▸ **Objective**
Which lines hold the word "structured"? Copy each of them from the material.

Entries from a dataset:
^^^^^^^^

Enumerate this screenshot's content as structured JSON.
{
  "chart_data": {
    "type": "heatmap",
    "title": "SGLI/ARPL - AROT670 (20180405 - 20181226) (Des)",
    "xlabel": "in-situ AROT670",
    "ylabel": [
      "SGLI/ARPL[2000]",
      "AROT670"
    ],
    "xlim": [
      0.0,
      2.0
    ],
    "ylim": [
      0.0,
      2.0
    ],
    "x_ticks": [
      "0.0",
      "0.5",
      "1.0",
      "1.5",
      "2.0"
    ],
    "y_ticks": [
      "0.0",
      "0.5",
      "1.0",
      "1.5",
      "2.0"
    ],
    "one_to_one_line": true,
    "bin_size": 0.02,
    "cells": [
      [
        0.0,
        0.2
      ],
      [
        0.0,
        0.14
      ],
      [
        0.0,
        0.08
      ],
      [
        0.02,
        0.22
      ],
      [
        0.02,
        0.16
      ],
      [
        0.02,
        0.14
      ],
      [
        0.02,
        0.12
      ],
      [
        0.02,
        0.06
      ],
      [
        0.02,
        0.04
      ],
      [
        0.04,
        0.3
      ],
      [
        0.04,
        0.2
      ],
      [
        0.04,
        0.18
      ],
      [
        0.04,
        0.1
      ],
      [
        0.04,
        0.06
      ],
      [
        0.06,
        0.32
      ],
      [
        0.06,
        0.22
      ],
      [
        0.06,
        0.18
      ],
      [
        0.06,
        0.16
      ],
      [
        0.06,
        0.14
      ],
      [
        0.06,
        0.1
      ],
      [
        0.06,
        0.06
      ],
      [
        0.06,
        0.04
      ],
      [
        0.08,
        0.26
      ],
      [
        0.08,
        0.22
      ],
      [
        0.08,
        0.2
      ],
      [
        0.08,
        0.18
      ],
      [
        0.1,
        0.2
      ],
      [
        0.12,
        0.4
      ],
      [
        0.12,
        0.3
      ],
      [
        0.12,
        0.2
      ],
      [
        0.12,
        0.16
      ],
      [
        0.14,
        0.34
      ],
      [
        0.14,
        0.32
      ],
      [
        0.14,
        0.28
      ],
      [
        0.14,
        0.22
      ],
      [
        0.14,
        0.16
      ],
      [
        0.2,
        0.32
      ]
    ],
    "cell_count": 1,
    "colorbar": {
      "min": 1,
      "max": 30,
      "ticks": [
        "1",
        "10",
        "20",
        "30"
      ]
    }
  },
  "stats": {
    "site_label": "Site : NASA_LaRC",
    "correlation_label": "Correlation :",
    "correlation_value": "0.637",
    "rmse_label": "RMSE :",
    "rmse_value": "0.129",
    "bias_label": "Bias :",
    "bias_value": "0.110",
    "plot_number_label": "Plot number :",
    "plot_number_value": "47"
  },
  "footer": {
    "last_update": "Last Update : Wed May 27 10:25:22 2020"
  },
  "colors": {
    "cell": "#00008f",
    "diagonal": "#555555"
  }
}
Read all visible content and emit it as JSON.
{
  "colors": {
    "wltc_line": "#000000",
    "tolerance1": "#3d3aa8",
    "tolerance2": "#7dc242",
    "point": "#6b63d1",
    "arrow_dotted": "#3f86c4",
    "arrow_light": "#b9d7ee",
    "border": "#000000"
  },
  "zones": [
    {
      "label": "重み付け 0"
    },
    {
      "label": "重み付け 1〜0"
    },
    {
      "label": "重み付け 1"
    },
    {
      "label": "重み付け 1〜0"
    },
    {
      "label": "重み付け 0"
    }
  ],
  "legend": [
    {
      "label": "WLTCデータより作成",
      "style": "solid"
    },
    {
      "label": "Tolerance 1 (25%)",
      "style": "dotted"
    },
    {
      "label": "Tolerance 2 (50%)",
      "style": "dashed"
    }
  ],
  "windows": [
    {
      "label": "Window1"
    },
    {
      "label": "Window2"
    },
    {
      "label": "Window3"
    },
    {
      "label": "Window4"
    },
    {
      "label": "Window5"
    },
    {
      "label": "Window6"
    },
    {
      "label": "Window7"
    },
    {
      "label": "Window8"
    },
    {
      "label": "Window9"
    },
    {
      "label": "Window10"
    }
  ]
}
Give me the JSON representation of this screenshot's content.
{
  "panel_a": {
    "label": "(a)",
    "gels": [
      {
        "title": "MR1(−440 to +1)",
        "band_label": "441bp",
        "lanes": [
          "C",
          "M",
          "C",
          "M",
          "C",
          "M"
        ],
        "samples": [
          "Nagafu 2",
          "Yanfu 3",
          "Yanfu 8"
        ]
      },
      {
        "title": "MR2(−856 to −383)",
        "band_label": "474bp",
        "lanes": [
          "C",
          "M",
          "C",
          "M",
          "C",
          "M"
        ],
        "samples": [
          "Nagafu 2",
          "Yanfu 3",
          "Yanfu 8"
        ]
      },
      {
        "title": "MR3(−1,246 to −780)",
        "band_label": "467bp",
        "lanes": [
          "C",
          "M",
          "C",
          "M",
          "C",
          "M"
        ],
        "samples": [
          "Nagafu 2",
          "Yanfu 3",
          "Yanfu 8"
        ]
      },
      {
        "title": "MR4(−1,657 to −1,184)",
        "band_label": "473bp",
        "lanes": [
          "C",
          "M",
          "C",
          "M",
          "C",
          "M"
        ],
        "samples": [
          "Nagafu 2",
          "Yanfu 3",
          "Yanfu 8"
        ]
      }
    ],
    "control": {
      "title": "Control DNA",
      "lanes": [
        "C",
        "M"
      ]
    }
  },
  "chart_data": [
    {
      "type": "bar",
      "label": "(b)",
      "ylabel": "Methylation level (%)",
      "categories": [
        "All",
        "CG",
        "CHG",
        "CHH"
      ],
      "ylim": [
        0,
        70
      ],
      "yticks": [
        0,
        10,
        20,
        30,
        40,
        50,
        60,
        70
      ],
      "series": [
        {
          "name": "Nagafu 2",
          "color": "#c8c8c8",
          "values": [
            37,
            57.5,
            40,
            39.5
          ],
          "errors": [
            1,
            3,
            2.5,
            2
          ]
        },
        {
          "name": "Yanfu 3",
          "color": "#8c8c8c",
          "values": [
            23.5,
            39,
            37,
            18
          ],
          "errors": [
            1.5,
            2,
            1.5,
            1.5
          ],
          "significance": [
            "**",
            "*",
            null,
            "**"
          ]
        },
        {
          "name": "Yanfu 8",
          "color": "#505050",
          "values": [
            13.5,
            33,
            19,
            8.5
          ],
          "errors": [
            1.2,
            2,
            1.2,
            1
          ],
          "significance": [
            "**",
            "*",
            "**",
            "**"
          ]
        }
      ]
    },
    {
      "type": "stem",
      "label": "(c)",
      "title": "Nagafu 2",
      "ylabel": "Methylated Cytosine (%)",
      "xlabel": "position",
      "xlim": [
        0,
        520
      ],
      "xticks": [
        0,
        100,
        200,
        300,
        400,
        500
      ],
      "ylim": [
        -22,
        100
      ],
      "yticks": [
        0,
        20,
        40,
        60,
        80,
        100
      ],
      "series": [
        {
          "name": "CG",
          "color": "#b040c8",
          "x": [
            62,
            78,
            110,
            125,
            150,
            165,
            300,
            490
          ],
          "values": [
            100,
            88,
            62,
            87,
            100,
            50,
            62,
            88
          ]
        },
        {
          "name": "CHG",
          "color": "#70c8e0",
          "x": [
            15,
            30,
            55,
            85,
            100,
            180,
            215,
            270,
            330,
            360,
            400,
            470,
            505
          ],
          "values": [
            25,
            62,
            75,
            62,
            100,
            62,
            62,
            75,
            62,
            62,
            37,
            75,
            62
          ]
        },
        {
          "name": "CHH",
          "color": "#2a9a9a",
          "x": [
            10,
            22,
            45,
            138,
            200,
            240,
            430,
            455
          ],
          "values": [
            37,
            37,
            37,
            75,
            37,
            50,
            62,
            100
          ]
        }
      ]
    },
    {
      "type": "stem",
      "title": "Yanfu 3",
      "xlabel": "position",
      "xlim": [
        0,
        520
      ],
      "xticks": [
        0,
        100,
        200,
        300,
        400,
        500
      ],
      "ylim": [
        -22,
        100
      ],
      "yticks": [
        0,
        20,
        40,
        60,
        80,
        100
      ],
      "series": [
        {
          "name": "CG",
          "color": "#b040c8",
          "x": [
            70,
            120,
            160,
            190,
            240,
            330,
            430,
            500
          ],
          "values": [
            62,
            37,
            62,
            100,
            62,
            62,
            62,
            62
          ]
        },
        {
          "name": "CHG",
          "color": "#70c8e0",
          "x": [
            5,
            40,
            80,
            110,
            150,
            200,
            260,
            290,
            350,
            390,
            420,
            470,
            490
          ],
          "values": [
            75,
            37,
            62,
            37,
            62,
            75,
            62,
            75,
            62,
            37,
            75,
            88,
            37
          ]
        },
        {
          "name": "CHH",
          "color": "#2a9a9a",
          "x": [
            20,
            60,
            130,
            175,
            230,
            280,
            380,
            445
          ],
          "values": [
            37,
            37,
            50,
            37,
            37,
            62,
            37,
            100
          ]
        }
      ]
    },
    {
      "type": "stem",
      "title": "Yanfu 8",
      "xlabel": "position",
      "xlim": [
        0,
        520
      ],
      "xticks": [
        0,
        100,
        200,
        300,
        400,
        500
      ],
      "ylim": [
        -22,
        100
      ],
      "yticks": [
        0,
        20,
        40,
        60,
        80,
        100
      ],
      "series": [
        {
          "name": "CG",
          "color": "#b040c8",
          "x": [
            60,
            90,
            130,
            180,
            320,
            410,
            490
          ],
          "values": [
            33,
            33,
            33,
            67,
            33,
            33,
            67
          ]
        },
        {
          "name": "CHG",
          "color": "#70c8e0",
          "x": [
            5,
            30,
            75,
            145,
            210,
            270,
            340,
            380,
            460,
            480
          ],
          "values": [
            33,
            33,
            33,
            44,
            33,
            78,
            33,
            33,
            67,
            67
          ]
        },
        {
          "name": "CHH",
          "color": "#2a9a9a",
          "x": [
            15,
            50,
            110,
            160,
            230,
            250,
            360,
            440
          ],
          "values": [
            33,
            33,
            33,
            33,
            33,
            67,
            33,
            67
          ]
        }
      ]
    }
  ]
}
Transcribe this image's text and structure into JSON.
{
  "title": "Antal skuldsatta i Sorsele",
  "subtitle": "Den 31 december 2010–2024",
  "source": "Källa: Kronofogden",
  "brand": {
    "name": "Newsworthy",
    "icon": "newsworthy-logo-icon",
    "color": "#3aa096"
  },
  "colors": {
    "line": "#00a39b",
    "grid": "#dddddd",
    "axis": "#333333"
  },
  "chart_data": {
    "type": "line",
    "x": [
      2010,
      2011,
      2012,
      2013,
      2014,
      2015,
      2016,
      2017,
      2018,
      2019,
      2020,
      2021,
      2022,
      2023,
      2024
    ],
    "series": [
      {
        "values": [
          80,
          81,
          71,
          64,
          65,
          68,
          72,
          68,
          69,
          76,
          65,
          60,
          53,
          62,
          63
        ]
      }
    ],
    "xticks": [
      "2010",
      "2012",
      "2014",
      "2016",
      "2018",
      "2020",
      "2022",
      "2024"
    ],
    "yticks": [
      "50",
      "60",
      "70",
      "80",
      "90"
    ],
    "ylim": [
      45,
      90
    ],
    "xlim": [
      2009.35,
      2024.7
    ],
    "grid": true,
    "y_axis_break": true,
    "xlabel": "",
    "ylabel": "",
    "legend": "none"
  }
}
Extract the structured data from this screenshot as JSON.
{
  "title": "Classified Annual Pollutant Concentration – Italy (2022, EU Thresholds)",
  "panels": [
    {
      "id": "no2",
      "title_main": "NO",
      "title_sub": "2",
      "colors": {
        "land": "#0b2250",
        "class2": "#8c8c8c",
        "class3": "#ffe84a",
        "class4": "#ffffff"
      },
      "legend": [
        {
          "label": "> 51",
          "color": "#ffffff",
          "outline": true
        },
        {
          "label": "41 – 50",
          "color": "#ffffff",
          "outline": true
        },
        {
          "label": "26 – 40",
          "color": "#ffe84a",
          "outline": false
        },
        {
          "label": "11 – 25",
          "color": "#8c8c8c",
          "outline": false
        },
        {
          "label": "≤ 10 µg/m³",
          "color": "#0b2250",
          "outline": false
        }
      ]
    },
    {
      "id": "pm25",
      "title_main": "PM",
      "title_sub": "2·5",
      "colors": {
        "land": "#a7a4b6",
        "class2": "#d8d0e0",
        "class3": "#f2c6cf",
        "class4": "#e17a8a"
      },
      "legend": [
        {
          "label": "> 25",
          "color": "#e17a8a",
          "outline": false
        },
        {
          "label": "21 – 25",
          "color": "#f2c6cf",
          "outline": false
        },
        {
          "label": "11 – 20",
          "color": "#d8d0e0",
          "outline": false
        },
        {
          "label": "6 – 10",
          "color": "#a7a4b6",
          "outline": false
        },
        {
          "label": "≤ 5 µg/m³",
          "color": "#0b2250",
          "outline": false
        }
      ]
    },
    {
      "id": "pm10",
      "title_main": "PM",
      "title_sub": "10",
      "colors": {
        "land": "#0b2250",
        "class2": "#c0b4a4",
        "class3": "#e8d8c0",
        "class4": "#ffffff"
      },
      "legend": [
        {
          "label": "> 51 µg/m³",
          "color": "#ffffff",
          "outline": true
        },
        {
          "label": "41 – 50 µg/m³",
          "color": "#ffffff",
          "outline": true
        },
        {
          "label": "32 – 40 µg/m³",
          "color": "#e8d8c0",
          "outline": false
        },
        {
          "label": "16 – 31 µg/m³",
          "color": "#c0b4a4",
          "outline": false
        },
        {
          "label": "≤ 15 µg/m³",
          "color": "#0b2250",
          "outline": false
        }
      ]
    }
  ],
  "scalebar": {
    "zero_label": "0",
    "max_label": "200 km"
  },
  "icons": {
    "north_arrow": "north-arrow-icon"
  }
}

^^^^^^^^

▸ **Result**
Enumerate this screenshot's content as structured JSON.
Extract the structured data from this screenshot as JSON.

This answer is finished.